**SHORT PROBLEM**
Nothing but the lines from the one containing "What data populates this interface?" to the end of the data should be returned, exactly as written; pictures are omitted.

--- Begin PROVIDED MATERIAL ---

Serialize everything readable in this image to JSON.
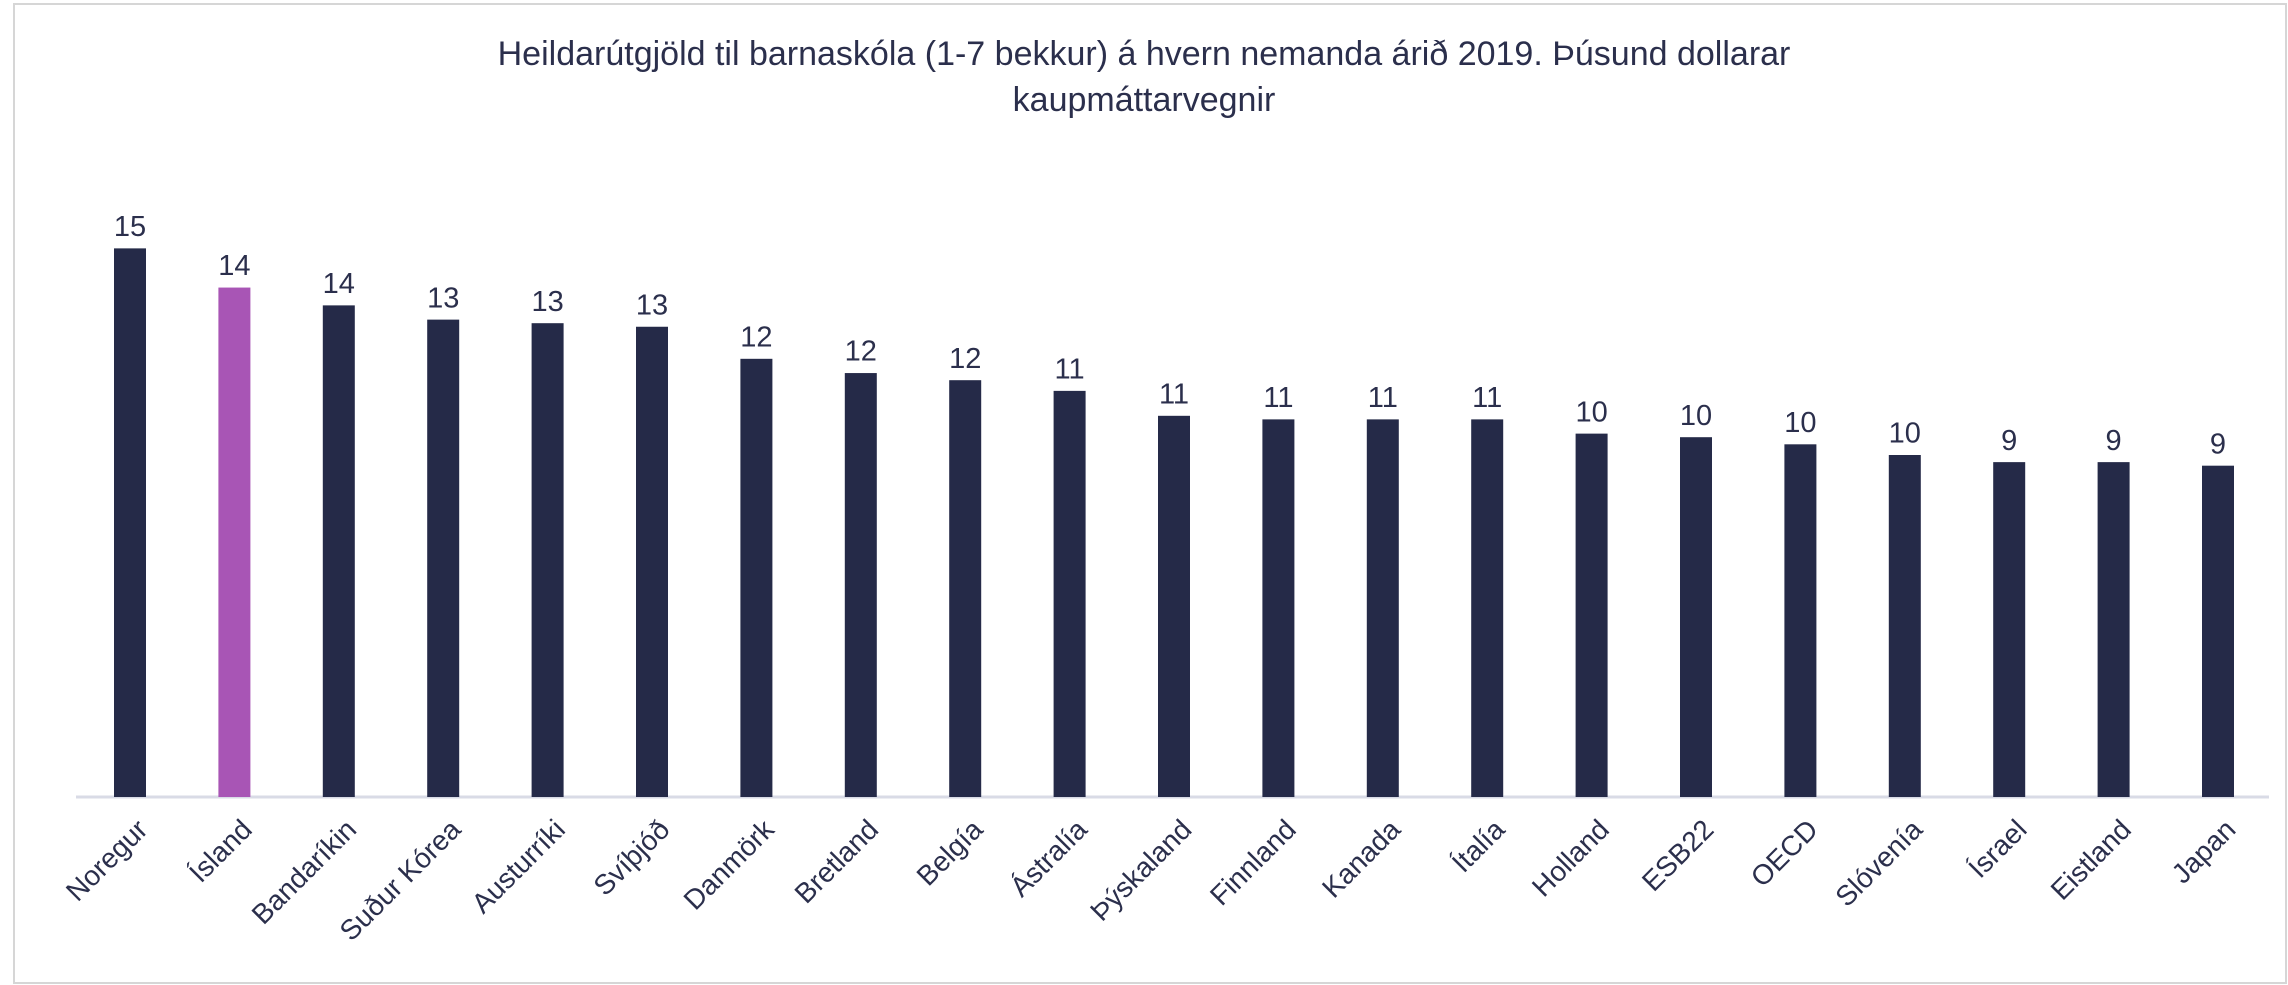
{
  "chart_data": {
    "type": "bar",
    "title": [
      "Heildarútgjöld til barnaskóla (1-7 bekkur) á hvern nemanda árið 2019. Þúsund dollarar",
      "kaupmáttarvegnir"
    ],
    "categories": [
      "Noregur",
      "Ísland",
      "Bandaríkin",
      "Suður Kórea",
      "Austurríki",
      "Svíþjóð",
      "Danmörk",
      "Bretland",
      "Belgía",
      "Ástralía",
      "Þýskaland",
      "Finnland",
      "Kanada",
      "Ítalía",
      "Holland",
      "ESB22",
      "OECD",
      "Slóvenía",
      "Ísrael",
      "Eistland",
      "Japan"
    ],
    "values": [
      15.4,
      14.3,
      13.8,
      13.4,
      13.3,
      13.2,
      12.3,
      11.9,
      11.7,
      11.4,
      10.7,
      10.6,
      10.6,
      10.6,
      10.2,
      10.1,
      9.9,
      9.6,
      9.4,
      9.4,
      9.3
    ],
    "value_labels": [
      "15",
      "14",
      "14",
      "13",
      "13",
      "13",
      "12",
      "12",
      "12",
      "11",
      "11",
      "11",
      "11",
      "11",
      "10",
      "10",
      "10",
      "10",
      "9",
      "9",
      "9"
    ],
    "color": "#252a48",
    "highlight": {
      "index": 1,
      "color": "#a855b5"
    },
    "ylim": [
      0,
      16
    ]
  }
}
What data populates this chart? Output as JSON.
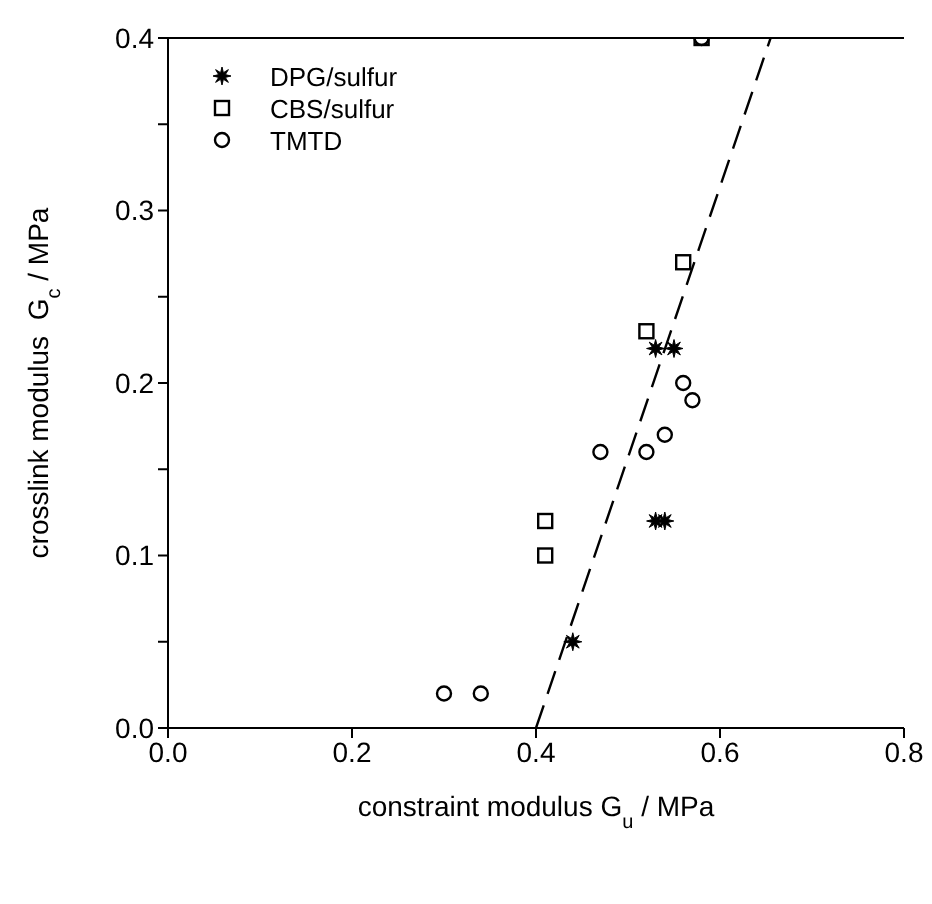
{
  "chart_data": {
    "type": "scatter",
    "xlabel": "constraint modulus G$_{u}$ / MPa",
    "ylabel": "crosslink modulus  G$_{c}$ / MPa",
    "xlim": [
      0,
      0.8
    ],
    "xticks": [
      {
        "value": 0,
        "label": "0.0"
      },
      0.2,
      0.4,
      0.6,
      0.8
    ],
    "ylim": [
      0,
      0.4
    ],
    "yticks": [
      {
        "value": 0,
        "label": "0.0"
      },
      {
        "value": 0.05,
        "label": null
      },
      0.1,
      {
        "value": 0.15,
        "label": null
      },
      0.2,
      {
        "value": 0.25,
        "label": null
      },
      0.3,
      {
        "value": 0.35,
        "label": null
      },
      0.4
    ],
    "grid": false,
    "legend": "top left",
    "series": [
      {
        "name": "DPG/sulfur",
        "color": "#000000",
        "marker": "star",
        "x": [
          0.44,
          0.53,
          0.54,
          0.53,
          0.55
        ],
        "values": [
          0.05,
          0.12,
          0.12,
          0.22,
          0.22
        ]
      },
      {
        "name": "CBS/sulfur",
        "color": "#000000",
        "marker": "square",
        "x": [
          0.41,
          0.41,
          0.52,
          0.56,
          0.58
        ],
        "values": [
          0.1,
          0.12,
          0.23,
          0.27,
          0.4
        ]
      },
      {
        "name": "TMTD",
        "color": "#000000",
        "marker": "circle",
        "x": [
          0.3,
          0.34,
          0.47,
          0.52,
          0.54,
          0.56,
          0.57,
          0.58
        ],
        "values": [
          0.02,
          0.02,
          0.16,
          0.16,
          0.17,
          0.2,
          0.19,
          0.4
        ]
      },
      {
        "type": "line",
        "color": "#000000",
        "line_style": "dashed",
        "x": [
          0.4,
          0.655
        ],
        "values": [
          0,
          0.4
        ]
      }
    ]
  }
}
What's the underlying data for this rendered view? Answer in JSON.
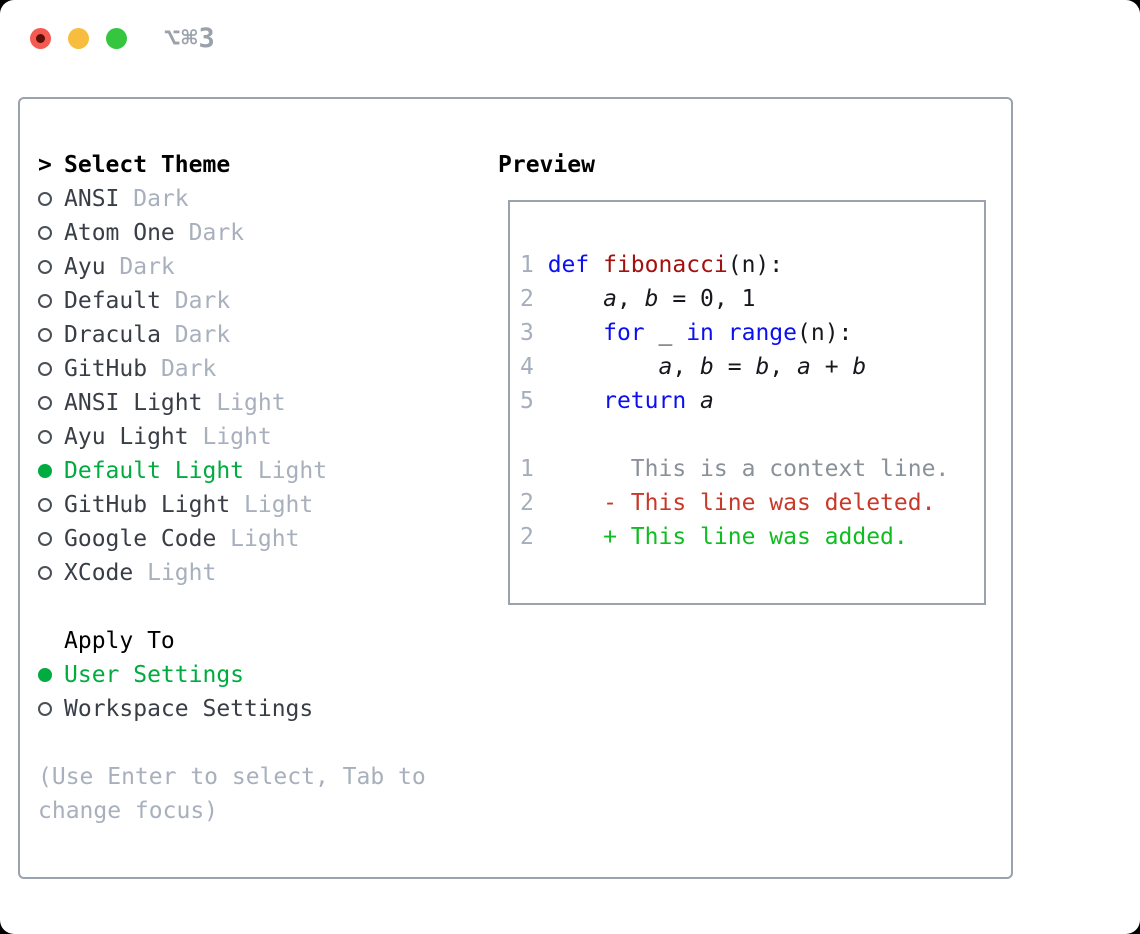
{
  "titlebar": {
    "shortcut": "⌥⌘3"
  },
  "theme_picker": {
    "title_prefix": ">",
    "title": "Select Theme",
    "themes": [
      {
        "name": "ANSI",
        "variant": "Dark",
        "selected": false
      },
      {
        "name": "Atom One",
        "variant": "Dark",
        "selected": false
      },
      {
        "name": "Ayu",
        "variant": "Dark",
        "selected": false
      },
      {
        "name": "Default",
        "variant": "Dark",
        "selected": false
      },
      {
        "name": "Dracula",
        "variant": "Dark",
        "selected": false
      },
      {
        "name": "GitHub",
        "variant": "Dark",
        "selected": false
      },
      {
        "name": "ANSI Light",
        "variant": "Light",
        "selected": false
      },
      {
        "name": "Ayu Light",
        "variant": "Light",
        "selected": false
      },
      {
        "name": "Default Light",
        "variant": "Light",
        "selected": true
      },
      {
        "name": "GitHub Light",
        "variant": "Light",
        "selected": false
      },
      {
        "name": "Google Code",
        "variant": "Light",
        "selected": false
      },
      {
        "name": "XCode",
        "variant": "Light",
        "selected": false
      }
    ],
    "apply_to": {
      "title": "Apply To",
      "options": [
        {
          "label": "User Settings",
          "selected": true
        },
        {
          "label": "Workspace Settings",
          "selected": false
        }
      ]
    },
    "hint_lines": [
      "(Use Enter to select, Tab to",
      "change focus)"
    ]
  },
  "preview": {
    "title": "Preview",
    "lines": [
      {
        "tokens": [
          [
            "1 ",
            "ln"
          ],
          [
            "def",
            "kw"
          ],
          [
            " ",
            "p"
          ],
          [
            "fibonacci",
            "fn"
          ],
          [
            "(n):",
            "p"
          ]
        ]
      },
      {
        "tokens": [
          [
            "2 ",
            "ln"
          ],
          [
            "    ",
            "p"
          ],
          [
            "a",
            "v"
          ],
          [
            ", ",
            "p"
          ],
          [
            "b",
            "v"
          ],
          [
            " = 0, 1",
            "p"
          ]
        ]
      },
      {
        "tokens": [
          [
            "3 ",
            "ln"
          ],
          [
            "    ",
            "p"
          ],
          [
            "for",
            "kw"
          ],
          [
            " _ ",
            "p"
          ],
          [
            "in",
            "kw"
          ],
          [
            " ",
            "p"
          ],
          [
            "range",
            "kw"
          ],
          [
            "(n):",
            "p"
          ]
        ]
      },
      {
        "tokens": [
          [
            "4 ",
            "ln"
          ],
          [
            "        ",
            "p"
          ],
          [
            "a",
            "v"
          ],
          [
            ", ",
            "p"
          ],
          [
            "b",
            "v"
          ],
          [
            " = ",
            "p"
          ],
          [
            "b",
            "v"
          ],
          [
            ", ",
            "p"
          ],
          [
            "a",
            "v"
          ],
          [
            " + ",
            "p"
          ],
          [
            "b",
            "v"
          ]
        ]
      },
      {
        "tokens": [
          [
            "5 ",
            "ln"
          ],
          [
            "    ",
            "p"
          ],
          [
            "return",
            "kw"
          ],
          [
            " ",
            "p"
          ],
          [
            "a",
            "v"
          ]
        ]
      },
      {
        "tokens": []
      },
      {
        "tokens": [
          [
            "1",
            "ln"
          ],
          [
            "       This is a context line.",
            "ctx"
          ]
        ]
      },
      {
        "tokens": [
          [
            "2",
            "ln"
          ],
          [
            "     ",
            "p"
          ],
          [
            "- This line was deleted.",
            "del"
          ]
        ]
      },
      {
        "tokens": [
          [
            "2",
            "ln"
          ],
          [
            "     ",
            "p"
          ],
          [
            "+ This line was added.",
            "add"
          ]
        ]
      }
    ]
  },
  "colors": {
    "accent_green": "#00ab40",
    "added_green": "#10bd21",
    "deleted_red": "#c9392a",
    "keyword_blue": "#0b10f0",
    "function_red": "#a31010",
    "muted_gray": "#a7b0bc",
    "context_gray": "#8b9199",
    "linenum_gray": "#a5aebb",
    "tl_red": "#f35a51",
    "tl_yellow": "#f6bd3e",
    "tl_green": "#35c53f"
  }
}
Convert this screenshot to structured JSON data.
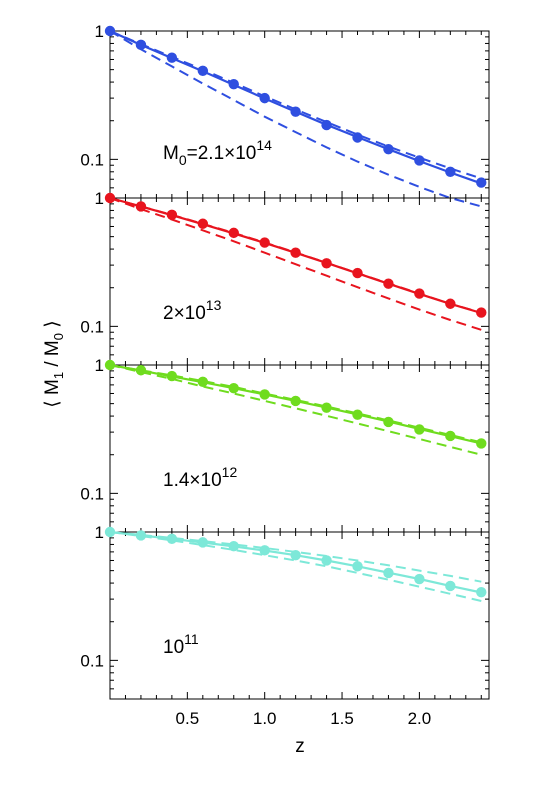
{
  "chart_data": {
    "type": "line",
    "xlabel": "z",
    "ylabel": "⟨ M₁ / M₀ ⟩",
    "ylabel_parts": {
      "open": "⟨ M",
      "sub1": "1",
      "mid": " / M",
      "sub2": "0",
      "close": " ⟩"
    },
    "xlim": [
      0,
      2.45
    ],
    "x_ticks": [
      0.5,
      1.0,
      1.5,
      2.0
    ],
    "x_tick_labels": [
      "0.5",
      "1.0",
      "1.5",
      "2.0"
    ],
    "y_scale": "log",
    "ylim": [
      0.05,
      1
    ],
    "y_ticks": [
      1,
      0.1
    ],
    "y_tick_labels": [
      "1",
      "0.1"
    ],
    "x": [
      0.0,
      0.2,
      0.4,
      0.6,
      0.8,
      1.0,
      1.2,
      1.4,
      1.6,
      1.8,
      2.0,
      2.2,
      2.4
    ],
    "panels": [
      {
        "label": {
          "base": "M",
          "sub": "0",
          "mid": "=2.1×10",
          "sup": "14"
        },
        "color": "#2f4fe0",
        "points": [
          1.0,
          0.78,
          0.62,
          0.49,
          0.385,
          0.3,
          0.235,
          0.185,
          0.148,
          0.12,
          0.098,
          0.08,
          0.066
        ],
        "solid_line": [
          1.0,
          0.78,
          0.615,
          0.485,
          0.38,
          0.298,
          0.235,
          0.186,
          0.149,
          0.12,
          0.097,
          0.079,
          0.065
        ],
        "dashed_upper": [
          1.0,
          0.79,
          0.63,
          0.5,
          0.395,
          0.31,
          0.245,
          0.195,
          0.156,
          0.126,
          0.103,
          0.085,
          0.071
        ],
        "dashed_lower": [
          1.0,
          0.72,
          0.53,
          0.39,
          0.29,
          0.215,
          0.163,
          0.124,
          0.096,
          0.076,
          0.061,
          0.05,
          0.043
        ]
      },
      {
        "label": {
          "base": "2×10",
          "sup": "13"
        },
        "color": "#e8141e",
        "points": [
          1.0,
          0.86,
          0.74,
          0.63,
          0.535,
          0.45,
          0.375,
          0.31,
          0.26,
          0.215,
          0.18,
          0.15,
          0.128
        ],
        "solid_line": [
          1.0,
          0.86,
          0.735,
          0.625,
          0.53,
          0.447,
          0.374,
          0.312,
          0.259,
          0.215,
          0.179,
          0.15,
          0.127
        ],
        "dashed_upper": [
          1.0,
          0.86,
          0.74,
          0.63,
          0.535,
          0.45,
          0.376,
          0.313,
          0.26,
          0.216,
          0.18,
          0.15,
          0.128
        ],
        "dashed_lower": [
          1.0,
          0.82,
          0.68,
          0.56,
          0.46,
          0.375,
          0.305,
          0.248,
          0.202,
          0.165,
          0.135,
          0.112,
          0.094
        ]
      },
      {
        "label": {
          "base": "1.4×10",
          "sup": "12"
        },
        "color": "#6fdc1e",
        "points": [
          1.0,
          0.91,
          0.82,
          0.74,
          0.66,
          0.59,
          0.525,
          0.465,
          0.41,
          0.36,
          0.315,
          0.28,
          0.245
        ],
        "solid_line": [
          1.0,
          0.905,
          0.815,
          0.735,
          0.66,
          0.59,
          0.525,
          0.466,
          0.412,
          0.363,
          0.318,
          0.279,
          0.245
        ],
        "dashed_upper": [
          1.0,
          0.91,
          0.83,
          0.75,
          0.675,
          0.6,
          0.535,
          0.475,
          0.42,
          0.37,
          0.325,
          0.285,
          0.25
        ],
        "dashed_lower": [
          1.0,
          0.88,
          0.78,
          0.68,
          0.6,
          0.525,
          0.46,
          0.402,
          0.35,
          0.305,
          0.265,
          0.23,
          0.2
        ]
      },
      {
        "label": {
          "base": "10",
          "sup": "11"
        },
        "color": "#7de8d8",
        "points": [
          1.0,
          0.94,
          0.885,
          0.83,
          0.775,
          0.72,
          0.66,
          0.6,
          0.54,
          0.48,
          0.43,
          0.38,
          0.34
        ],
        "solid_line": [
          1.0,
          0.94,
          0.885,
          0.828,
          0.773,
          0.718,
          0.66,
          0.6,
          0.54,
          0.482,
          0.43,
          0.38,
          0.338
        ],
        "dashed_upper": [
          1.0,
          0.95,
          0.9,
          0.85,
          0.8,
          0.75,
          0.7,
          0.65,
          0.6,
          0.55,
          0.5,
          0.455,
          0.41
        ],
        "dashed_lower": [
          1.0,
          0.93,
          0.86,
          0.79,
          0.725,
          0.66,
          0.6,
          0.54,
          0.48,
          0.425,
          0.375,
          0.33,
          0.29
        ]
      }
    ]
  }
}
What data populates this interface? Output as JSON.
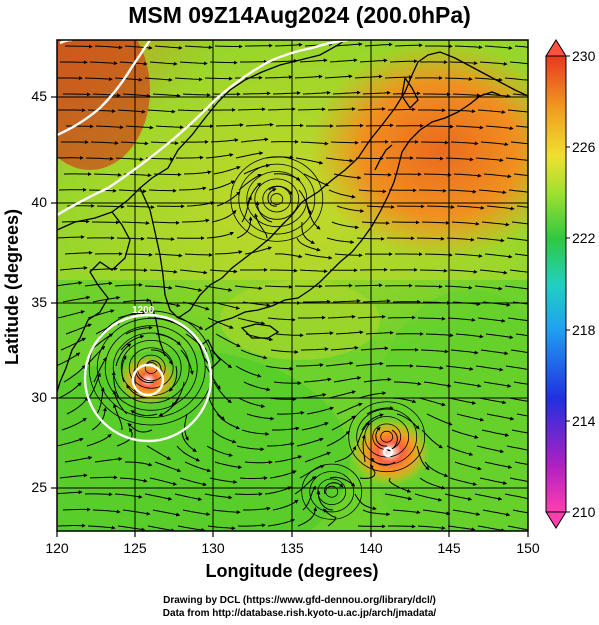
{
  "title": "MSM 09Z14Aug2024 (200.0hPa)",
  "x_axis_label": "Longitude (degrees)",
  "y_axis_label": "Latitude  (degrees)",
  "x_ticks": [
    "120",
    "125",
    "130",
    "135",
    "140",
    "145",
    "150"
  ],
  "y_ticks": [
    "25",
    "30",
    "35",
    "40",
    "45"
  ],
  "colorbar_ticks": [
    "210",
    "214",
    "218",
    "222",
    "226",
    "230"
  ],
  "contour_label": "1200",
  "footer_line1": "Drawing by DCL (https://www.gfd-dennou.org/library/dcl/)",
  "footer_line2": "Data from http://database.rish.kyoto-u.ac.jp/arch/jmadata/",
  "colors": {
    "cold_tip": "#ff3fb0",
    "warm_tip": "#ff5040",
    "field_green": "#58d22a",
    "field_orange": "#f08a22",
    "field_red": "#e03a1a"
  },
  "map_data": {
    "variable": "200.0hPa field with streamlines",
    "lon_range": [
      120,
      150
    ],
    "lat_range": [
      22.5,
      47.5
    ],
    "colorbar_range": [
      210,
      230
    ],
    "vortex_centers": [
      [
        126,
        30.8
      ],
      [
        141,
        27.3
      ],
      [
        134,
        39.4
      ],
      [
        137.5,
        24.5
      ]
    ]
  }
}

--- End PROVIDED MATERIAL ---

**THE RESULT**
What data populates this interface? Output as JSON.
{
  "title": "MSM 09Z14Aug2024 (200.0hPa)",
  "x_axis_label": "Longitude (degrees)",
  "y_axis_label": "Latitude  (degrees)",
  "x_ticks": [
    "120",
    "125",
    "130",
    "135",
    "140",
    "145",
    "150"
  ],
  "y_ticks": [
    "25",
    "30",
    "35",
    "40",
    "45"
  ],
  "colorbar_ticks": [
    "210",
    "214",
    "218",
    "222",
    "226",
    "230"
  ],
  "contour_label": "1200",
  "footer_line1": "Drawing by DCL (https://www.gfd-dennou.org/library/dcl/)",
  "footer_line2": "Data from http://database.rish.kyoto-u.ac.jp/arch/jmadata/",
  "colors": {
    "cold_tip": "#ff3fb0",
    "warm_tip": "#ff5040",
    "field_green": "#58d22a",
    "field_orange": "#f08a22",
    "field_red": "#e03a1a"
  },
  "map_data": {
    "variable": "200.0hPa field with streamlines",
    "lon_range": [
      120,
      150
    ],
    "lat_range": [
      22.5,
      47.5
    ],
    "colorbar_range": [
      210,
      230
    ],
    "vortex_centers": [
      [
        126,
        30.8
      ],
      [
        141,
        27.3
      ],
      [
        134,
        39.4
      ],
      [
        137.5,
        24.5
      ]
    ]
  }
}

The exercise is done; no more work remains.